What you are asked to do: Check each line of the entries below for the string "proposal" and state how many lines have it, with no other text.

Record set:
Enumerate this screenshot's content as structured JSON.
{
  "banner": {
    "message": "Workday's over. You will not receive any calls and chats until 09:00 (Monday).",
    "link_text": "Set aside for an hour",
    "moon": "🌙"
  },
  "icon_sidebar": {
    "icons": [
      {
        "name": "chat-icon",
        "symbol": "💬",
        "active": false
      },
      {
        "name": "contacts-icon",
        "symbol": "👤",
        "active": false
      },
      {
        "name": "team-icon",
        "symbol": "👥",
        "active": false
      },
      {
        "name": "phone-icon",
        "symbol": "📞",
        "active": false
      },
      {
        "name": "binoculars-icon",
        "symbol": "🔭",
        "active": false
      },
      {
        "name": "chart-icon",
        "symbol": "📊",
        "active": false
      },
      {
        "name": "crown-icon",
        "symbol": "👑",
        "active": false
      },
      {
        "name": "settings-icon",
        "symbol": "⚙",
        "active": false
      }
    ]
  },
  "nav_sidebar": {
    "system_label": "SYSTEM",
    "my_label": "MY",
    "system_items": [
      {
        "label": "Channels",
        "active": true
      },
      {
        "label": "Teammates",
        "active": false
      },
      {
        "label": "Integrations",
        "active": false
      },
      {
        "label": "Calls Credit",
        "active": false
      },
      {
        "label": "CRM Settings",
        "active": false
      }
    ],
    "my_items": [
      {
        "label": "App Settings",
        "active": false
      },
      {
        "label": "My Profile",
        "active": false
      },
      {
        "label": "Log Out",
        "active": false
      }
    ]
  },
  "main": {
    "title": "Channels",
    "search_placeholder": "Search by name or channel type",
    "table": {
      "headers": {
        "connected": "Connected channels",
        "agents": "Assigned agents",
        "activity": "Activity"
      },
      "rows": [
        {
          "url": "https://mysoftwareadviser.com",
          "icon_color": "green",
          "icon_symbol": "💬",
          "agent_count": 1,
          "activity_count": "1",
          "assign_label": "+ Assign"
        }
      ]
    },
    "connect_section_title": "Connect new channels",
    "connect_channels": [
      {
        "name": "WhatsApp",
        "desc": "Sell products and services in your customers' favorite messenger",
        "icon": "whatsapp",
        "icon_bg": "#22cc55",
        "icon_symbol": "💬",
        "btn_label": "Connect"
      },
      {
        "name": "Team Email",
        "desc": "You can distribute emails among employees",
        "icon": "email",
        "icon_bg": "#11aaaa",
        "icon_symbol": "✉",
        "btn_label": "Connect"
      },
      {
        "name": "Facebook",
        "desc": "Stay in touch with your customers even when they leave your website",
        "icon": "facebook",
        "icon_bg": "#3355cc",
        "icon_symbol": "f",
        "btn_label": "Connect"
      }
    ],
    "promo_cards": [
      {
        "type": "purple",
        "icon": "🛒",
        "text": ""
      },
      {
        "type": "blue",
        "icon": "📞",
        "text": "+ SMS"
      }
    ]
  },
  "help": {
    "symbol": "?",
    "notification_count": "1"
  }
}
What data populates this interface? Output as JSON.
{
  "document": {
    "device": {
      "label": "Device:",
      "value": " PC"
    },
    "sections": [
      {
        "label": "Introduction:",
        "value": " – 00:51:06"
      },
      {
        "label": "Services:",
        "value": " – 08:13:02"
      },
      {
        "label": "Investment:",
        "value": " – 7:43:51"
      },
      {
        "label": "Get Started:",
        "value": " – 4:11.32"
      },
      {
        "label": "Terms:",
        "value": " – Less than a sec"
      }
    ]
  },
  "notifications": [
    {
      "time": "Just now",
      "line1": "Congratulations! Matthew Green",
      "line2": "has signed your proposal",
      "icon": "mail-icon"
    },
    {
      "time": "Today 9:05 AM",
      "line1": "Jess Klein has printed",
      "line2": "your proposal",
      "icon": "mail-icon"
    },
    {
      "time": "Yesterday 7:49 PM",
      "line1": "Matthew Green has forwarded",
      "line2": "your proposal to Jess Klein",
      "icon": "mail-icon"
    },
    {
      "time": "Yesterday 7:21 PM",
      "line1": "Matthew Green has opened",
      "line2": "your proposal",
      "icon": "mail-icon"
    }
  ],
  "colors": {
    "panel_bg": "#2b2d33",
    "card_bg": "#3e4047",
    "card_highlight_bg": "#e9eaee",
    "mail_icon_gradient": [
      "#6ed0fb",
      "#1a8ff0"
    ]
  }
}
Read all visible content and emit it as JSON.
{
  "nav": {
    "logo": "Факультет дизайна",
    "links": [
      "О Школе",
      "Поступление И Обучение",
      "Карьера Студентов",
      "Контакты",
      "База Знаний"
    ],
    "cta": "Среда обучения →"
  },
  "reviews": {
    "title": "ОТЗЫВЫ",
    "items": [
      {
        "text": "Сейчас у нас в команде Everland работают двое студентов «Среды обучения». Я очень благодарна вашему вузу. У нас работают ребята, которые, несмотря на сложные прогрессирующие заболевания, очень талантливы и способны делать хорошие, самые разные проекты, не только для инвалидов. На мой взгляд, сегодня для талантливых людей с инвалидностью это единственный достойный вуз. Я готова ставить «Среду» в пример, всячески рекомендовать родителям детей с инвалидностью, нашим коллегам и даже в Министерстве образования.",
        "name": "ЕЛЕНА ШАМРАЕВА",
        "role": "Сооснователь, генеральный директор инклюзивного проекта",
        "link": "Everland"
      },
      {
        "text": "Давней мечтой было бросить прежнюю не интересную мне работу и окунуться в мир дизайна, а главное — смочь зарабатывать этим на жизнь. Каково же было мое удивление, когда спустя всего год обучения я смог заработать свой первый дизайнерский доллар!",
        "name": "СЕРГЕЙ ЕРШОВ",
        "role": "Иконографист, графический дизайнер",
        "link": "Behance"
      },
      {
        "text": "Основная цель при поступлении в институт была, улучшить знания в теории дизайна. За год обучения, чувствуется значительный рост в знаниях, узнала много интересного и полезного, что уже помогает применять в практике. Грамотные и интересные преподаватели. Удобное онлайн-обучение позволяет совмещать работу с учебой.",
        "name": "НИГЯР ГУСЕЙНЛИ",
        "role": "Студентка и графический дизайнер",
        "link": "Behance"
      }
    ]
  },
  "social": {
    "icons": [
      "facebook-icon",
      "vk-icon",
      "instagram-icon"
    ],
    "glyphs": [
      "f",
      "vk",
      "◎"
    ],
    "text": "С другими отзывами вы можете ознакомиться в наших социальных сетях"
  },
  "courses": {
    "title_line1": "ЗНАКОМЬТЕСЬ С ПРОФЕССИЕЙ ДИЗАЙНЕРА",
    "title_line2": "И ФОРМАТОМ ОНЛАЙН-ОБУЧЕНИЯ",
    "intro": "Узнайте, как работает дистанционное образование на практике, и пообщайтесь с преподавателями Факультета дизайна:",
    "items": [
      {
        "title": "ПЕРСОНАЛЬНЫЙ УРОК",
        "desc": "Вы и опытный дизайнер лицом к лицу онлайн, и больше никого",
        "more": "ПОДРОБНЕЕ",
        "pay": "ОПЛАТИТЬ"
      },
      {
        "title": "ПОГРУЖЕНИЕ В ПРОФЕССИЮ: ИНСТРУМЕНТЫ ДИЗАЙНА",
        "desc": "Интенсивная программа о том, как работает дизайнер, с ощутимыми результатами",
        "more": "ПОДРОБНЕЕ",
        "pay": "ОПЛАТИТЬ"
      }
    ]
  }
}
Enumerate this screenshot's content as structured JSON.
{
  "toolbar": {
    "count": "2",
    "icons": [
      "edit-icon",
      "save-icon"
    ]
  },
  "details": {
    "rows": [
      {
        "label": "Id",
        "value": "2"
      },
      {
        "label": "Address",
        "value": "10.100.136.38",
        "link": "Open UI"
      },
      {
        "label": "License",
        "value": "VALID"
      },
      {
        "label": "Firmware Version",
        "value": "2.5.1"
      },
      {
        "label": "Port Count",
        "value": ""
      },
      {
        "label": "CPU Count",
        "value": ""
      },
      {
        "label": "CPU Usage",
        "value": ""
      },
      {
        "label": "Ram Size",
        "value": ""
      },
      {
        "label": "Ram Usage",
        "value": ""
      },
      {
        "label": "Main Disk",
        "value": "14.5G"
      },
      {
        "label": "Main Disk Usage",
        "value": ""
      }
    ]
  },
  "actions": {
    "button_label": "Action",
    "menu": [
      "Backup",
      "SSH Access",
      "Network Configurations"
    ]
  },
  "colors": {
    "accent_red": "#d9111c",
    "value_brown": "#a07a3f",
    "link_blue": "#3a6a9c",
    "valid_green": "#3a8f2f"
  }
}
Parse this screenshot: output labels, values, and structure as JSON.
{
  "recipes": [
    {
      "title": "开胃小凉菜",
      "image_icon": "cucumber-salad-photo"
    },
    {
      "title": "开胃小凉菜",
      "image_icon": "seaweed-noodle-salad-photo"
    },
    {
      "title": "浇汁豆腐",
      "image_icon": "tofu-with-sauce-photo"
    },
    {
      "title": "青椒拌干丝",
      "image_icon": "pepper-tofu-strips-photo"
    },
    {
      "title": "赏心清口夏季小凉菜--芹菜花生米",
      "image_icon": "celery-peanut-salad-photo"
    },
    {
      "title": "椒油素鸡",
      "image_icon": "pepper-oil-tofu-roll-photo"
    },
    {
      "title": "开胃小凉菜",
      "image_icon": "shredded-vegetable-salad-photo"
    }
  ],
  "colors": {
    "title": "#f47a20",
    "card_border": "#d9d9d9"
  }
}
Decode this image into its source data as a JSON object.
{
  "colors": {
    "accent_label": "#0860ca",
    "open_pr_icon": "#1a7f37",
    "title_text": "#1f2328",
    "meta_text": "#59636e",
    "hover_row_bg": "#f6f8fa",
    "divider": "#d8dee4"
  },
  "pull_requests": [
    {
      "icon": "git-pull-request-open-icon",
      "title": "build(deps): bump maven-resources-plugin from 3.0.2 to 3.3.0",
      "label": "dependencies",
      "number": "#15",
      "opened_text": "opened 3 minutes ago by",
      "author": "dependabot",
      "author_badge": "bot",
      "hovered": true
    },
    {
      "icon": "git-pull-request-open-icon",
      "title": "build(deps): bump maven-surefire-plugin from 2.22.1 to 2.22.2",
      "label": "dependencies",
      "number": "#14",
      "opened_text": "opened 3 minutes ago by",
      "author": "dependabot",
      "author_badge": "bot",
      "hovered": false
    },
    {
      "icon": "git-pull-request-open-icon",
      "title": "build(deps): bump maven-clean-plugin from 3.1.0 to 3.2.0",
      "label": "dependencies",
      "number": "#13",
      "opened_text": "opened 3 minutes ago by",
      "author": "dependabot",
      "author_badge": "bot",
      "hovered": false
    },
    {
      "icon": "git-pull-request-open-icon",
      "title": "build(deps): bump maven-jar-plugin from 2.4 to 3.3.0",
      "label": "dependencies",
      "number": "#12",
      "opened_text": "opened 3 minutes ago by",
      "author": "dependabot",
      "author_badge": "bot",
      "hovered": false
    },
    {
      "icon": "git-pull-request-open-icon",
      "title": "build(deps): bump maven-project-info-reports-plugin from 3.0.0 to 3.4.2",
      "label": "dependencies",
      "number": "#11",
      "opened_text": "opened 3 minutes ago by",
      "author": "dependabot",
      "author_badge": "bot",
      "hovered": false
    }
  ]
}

Correct result: 4